_Exercise goal_: Copy out the entries starting at the line that has "- calendar-icon: [1364, 48, 1380, 63]" and stopping after the line that has "- share-icon: [1300, 108, 1318, 127]", swapping "legend-label" for "key-label" and leaving everything else unchanged. Give only those lines.

_Data listing_:
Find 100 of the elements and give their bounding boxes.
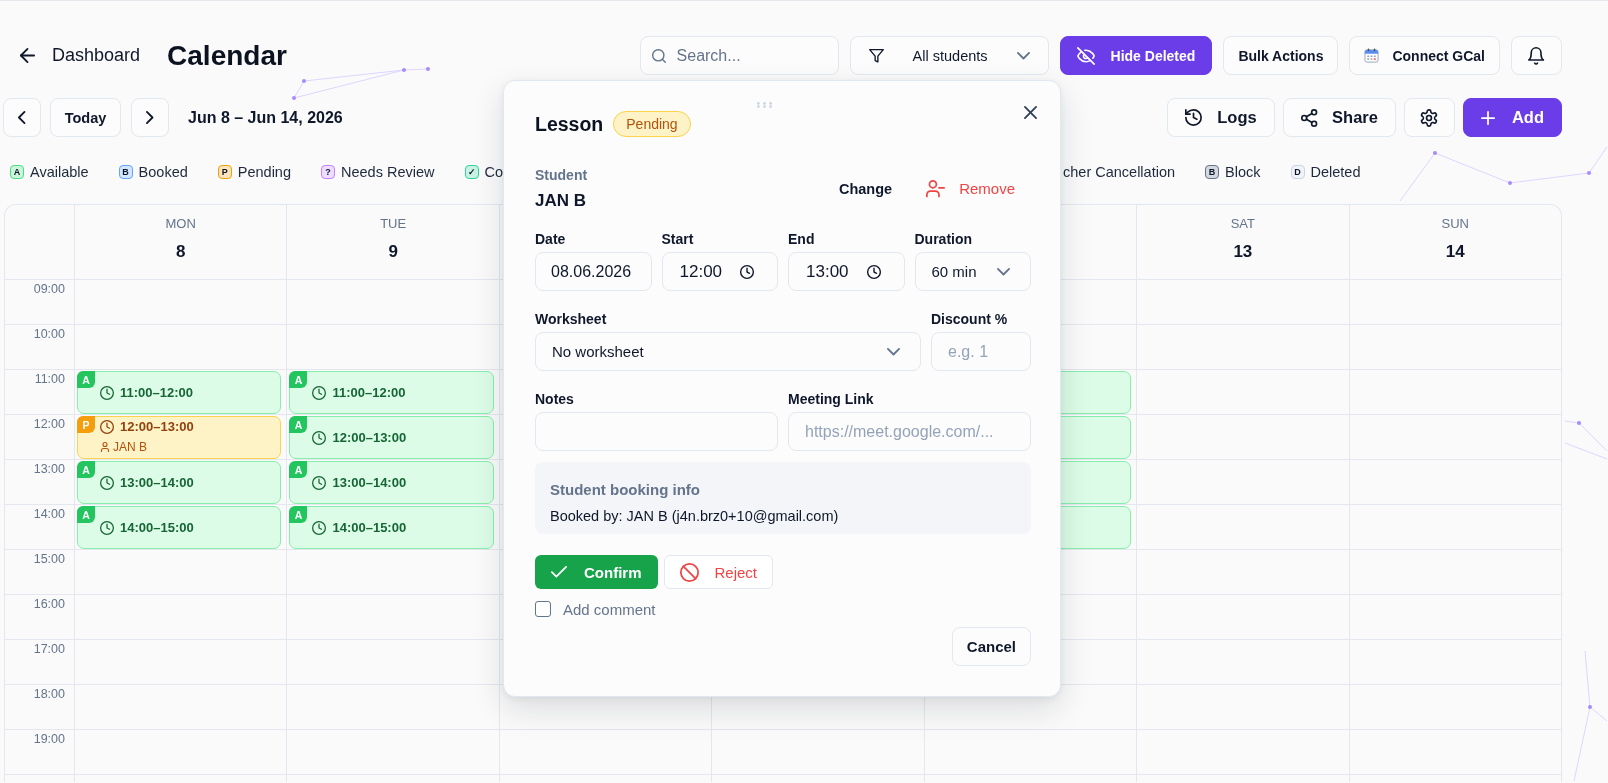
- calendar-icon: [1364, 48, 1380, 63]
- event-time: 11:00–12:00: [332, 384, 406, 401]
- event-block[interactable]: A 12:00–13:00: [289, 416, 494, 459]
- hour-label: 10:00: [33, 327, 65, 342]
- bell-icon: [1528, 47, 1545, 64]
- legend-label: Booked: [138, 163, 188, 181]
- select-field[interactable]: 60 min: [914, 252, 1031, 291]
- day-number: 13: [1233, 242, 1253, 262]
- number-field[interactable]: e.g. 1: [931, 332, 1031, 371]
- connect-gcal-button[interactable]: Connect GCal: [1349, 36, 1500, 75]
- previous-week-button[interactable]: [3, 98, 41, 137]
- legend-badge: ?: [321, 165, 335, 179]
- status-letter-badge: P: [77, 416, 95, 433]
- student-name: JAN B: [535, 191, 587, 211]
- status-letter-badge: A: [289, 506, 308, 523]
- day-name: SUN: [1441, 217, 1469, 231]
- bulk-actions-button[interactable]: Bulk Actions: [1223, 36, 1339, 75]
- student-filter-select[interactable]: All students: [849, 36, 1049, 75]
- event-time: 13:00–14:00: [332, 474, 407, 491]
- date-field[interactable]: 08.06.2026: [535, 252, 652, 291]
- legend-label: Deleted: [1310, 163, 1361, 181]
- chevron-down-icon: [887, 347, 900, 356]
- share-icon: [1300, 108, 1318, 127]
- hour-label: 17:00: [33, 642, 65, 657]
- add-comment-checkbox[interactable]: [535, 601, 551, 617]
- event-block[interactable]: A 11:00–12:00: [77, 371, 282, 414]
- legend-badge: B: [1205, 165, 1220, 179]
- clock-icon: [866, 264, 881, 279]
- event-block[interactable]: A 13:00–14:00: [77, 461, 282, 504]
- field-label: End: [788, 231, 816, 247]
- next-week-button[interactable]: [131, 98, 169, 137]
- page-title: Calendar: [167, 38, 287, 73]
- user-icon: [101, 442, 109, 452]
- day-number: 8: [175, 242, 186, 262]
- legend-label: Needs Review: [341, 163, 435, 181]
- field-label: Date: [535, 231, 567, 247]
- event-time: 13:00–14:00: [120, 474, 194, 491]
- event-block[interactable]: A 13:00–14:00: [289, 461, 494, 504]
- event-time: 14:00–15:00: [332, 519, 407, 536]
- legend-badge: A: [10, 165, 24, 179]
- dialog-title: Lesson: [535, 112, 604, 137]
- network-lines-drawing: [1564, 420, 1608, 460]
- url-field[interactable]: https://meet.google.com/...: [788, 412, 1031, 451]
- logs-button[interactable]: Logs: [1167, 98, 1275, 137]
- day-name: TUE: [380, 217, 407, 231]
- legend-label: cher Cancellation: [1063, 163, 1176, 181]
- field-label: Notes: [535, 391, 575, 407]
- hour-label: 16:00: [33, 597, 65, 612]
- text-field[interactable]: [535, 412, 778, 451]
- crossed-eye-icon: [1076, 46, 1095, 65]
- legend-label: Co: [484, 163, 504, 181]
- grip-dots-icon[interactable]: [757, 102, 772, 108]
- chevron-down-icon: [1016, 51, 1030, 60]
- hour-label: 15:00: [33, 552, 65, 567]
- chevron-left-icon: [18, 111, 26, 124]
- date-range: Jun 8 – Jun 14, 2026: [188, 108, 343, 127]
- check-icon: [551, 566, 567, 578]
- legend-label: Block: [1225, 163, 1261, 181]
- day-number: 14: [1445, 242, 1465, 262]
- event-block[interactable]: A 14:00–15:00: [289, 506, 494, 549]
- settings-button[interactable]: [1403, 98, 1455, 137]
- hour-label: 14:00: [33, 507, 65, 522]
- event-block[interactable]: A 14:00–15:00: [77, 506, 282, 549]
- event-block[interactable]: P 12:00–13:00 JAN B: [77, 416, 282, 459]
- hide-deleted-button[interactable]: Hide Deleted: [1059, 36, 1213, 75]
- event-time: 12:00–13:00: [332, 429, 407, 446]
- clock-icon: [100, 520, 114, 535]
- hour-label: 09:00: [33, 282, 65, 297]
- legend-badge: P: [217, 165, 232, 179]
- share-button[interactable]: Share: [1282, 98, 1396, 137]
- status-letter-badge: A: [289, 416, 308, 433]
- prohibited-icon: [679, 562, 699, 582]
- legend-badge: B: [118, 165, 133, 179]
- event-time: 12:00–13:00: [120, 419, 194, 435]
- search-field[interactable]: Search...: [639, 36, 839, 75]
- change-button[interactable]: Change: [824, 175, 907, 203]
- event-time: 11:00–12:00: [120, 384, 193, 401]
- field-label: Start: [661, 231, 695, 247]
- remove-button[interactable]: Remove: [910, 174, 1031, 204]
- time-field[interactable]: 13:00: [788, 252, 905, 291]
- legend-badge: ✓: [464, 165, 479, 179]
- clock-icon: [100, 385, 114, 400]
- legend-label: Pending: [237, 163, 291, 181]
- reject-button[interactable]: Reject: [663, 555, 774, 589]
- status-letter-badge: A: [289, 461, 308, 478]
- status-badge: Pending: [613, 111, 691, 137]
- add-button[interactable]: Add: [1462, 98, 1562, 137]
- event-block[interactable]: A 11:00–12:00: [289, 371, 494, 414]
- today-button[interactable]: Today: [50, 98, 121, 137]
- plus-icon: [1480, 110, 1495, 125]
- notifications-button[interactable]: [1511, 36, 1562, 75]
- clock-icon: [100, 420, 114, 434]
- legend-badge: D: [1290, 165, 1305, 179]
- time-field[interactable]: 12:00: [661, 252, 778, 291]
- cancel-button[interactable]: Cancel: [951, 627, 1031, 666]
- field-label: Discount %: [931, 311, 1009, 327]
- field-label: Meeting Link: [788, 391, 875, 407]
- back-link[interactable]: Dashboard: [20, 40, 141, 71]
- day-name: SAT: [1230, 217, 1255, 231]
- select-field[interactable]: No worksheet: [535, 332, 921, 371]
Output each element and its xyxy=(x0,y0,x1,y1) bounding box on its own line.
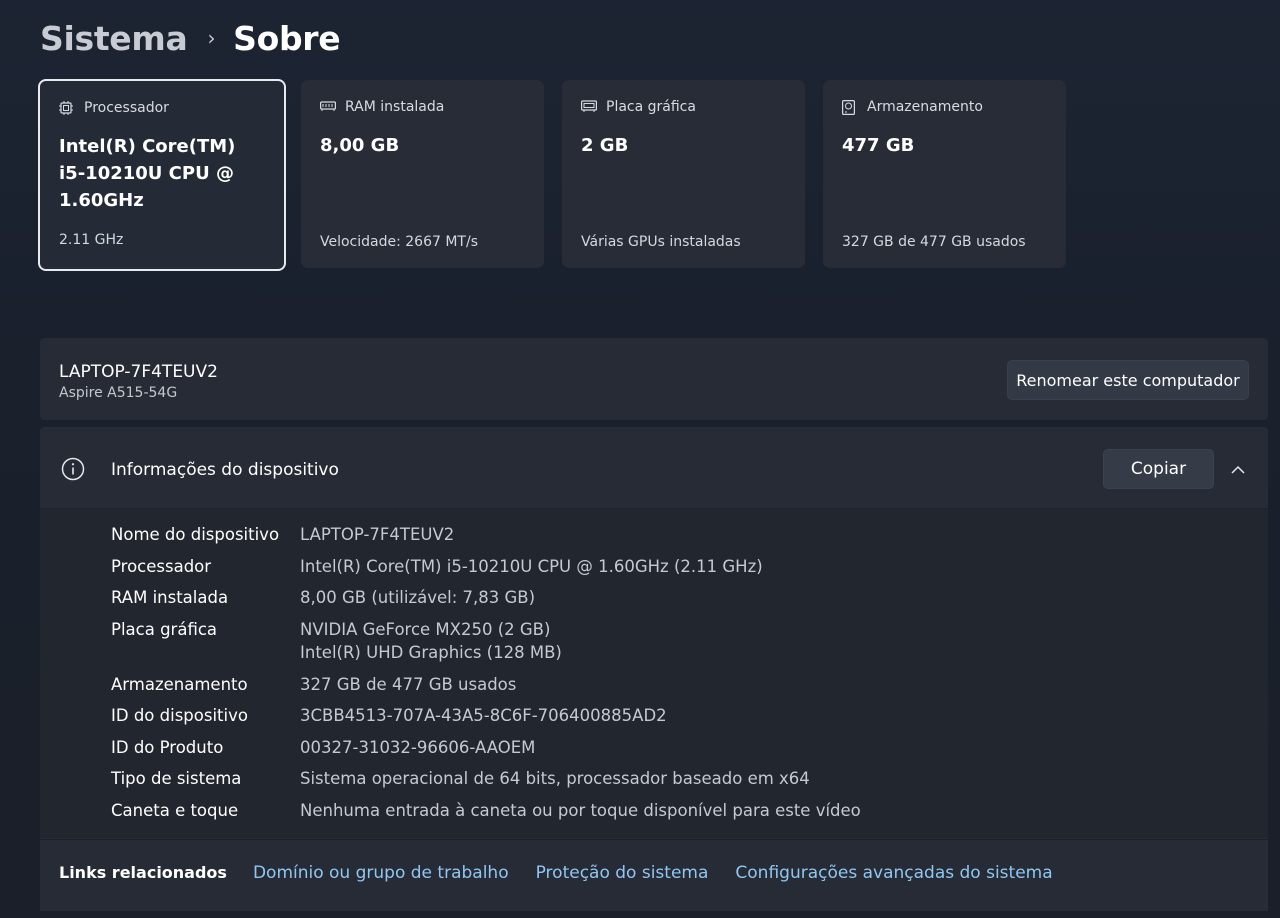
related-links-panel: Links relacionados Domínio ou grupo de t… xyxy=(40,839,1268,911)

_Full response_:
- calendar-icon: [1364, 48, 1380, 63]
- event-time: 11:00–12:00: [332, 384, 406, 401]
- event-block[interactable]: A 12:00–13:00: [289, 416, 494, 459]
- hour-label: 10:00: [33, 327, 65, 342]
- bell-icon: [1528, 47, 1545, 64]
- key-label: Booked: [138, 163, 188, 181]
- select-field[interactable]: 60 min: [914, 252, 1031, 291]
- day-number: 13: [1233, 242, 1253, 262]
- number-field[interactable]: e.g. 1: [931, 332, 1031, 371]
- connect-gcal-button[interactable]: Connect GCal: [1349, 36, 1500, 75]
- previous-week-button[interactable]: [3, 98, 41, 137]
- legend-badge: ?: [321, 165, 335, 179]
- status-letter-badge: P: [77, 416, 95, 433]
- student-name: JAN B: [535, 191, 587, 211]
- status-letter-badge: A: [289, 506, 308, 523]
- day-name: SUN: [1441, 217, 1469, 231]
- bulk-actions-button[interactable]: Bulk Actions: [1223, 36, 1339, 75]
- student-filter-select[interactable]: All students: [849, 36, 1049, 75]
- event-time: 13:00–14:00: [332, 474, 407, 491]
- date-field[interactable]: 08.06.2026: [535, 252, 652, 291]
- key-label: Deleted: [1310, 163, 1361, 181]
- chevron-down-icon: [887, 347, 900, 356]
- share-icon: [1300, 108, 1318, 127]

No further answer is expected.